* **Task statement**:
Note each line of the listing that contains the string "nhất", and copy it.
-------- Recorded information --------
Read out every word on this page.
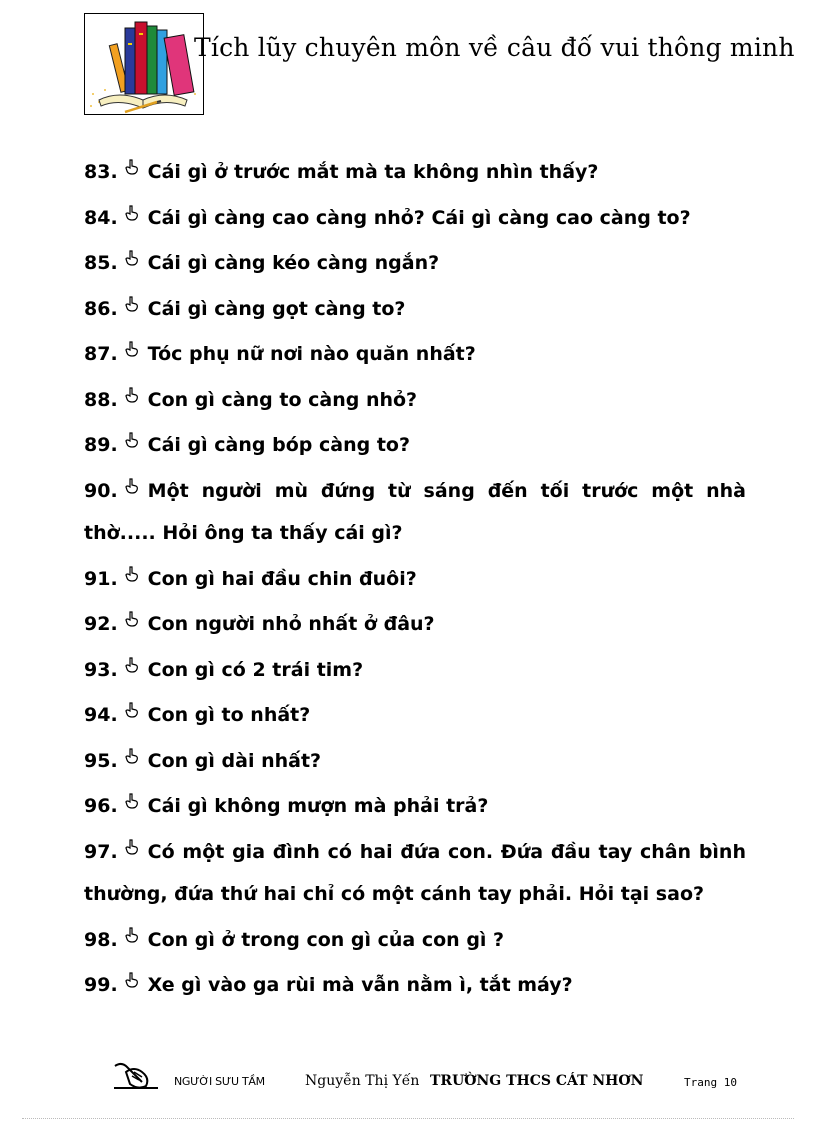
Tích lũy chuyên môn về câu đố vui thông minh
83. Cái gì ở trước mắt mà ta không nhìn thấy?
84. Cái gì càng cao càng nhỏ? Cái gì càng cao càng to?
85. Cái gì càng kéo càng ngắn?
86. Cái gì càng gọt càng to?
87. Tóc phụ nữ nơi nào quăn nhất?
88. Con gì càng to càng nhỏ?
89. Cái gì càng bóp càng to?
90. Một người mù đứng từ sáng đến tối trước một nhà thờ..... Hỏi ông ta thấy cái gì?
91. Con gì hai đầu chin đuôi?
92. Con người nhỏ nhất ở đâu?
93. Con gì có 2 trái tim?
94. Con gì to nhất?
95. Con gì dài nhất?
96. Cái gì không mượn mà phải trả?
97. Có một gia đình có hai đứa con. Đứa đầu tay chân bình thường, đứa thứ hai chỉ có một cánh tay phải. Hỏi tại sao?
98. Con gì ở trong con gì của con gì ?
99. Xe gì vào ga rùi mà vẫn nằm ì, tắt máy?
NGƯỜI SƯU TẦM	Nguyễn Thị Yến TRƯỜNG THCS CÁT NHƠN	Trang 10
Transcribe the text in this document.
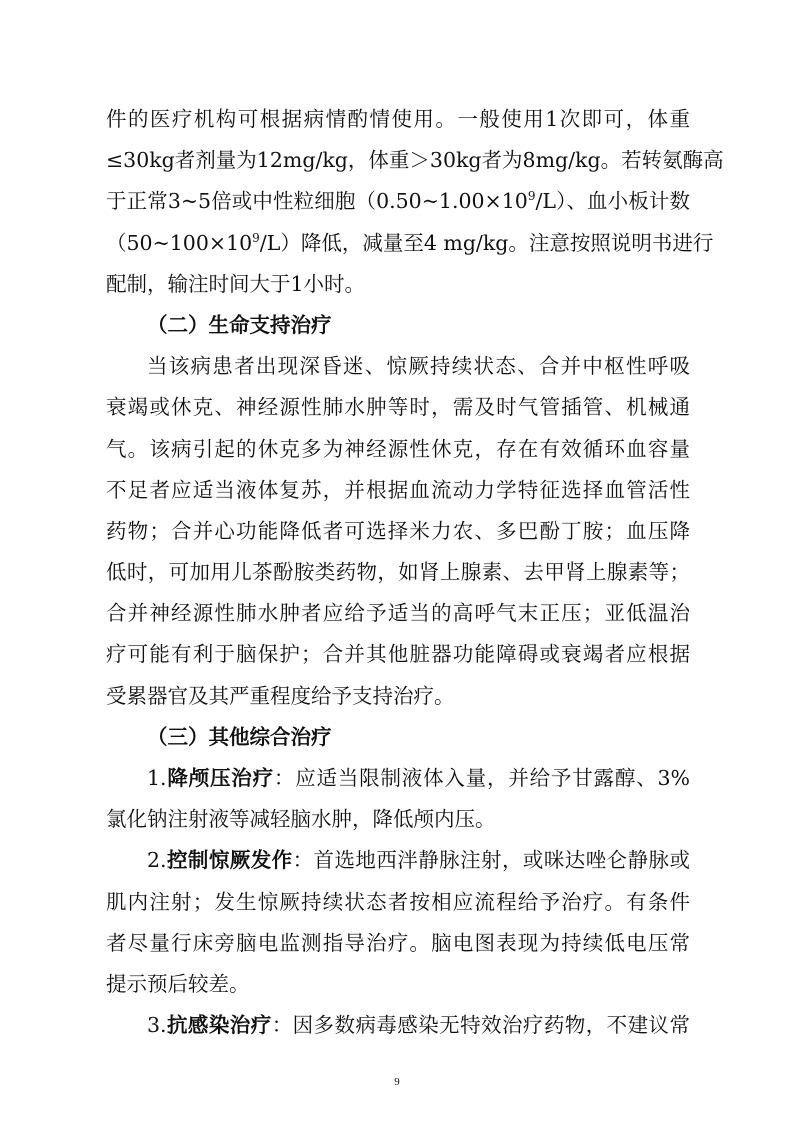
件的医疗机构可根据病情酌情使用。一般使用1次即可，体重
≤30kg者剂量为12mg/kg，体重＞30kg者为8mg/kg。若转氨酶高
于正常3~5倍或中性粒细胞$(0.50\sim 1.00\times 10^9/L)$、血小板计数
$(50\sim 100\times 10^9/L)$降低，减量至4 mg/kg。注意按照说明书进行
配制，输注时间大于1小时。
（二）生命支持治疗
当该病患者出现深昏迷、惊厥持续状态、合并中枢性呼吸
衰竭或休克、神经源性肺水肿等时，需及时气管插管、机械通
气。该病引起的休克多为神经源性休克，存在有效循环血容量
不足者应适当液体复苏，并根据血流动力学特征选择血管活性
药物；合并心功能降低者可选择米力农、多巴酚丁胺；血压降
低时，可加用儿茶酚胺类药物，如肾上腺素、去甲肾上腺素等；
合并神经源性肺水肿者应给予适当的高呼气末正压；亚低温治
疗可能有利于脑保护；合并其他脏器功能障碍或衰竭者应根据
受累器官及其严重程度给予支持治疗。
（三）其他综合治疗
1.降颅压治疗：应适当限制液体入量，并给予甘露醇、3%
氯化钠注射液等减轻脑水肿，降低颅内压。
2.控制惊厥发作：首选地西泮静脉注射，或咪达唑仑静脉或
肌内注射；发生惊厥持续状态者按相应流程给予治疗。有条件
者尽量行床旁脑电监测指导治疗。脑电图表现为持续低电压常
提示预后较差。
3.抗感染治疗：因多数病毒感染无特效治疗药物，不建议常
9
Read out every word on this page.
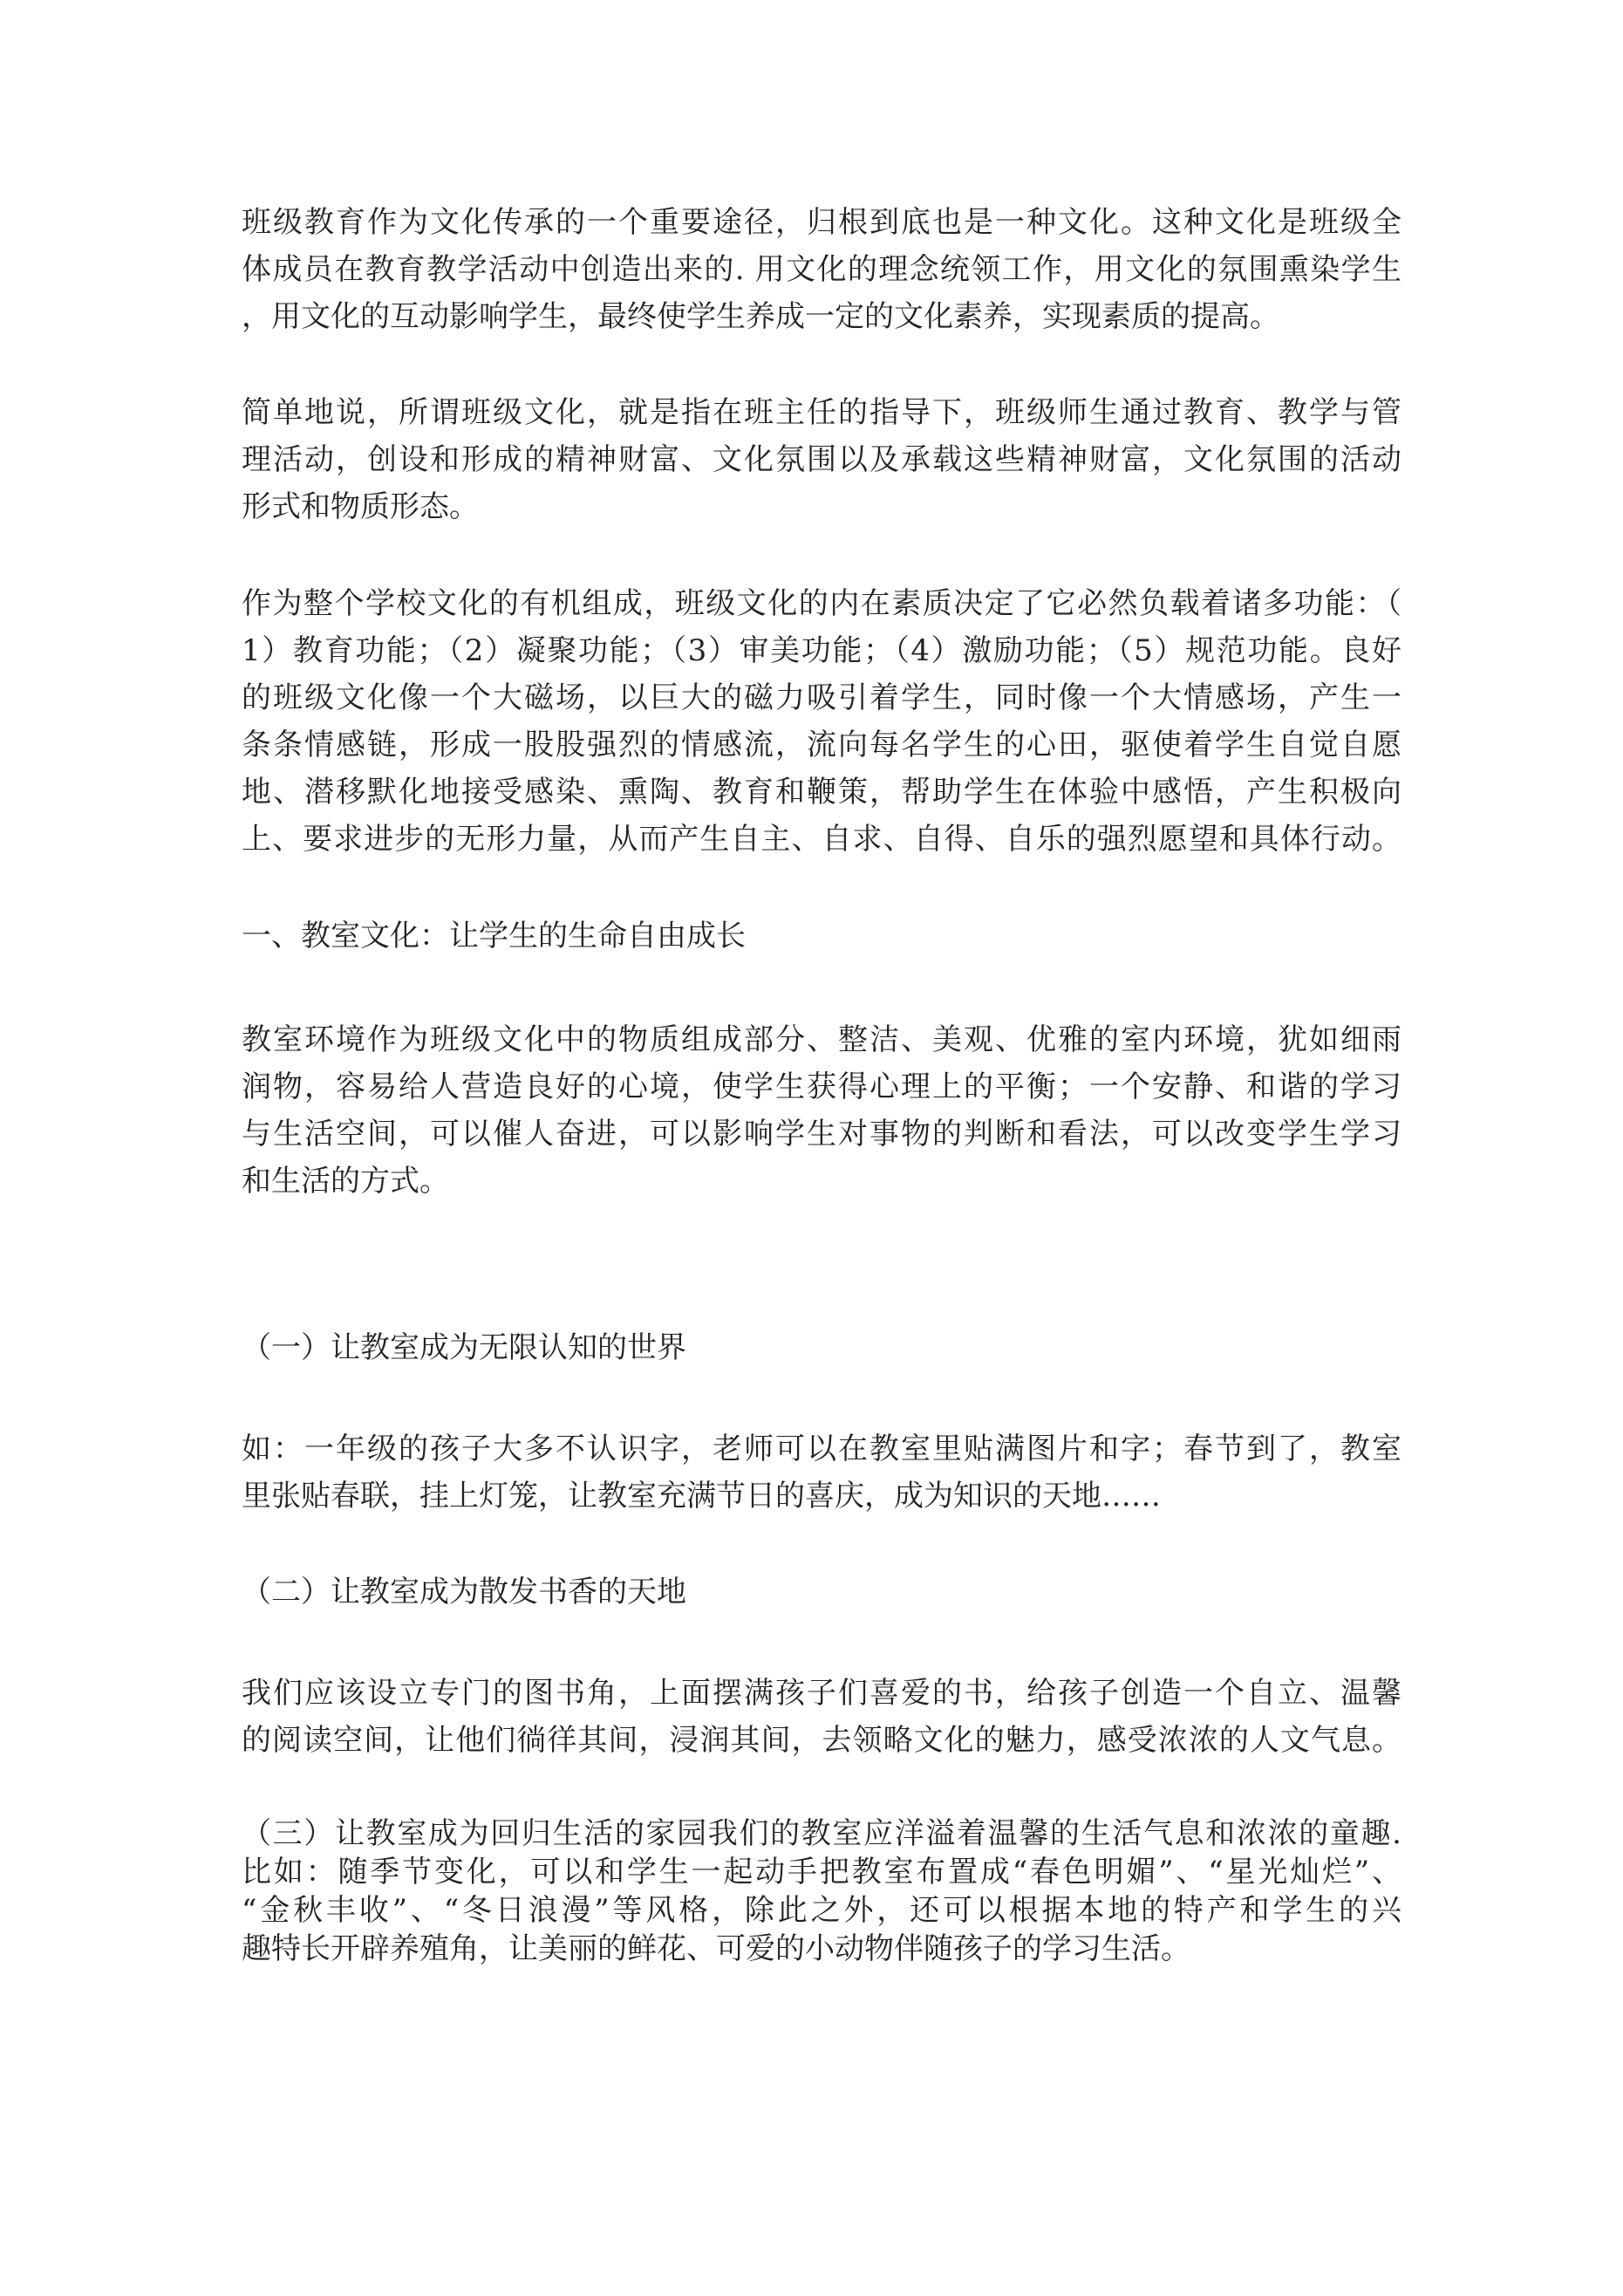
班级教育作为文化传承的一个重要途径，归根到底也是一种文化。这种文化是班级全
体成员在教育教学活动中创造出来的. 用文化的理念统领工作，用文化的氛围熏染学生
，用文化的互动影响学生，最终使学生养成一定的文化素养，实现素质的提高。
简单地说，所谓班级文化，就是指在班主任的指导下，班级师生通过教育、教学与管
理活动，创设和形成的精神财富、文化氛围以及承载这些精神财富，文化氛围的活动
形式和物质形态。
作为整个学校文化的有机组成，班级文化的内在素质决定了它必然负载着诸多功能：（
1）教育功能；（2）凝聚功能；（3）审美功能；（4）激励功能；（5）规范功能。良好
的班级文化像一个大磁场，以巨大的磁力吸引着学生，同时像一个大情感场，产生一
条条情感链，形成一股股强烈的情感流，流向每名学生的心田，驱使着学生自觉自愿
地、潜移默化地接受感染、熏陶、教育和鞭策，帮助学生在体验中感悟，产生积极向
上、要求进步的无形力量，从而产生自主、自求、自得、自乐的强烈愿望和具体行动。
一、教室文化：让学生的生命自由成长
教室环境作为班级文化中的物质组成部分、整洁、美观、优雅的室内环境，犹如细雨
润物，容易给人营造良好的心境，使学生获得心理上的平衡；一个安静、和谐的学习
与生活空间，可以催人奋进，可以影响学生对事物的判断和看法，可以改变学生学习
和生活的方式。
（一）让教室成为无限认知的世界
如：一年级的孩子大多不认识字，老师可以在教室里贴满图片和字；春节到了，教室
里张贴春联，挂上灯笼，让教室充满节日的喜庆，成为知识的天地……
（二）让教室成为散发书香的天地
我们应该设立专门的图书角，上面摆满孩子们喜爱的书，给孩子创造一个自立、温馨
的阅读空间，让他们徜徉其间，浸润其间，去领略文化的魅力，感受浓浓的人文气息。
（三）让教室成为回归生活的家园我们的教室应洋溢着温馨的生活气息和浓浓的童趣.
比如：随季节变化，可以和学生一起动手把教室布置成“春色明媚”、“星光灿烂”、
“金秋丰收”、“冬日浪漫”等风格，除此之外，还可以根据本地的特产和学生的兴
趣特长开辟养殖角，让美丽的鲜花、可爱的小动物伴随孩子的学习生活。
--------
* **Answer to this problem**:
87. Tóc phụ nữ nơi nào quăn nhất?
92. Con người nhỏ nhất ở đâu?
94. Con gì to nhất?
95. Con gì dài nhất?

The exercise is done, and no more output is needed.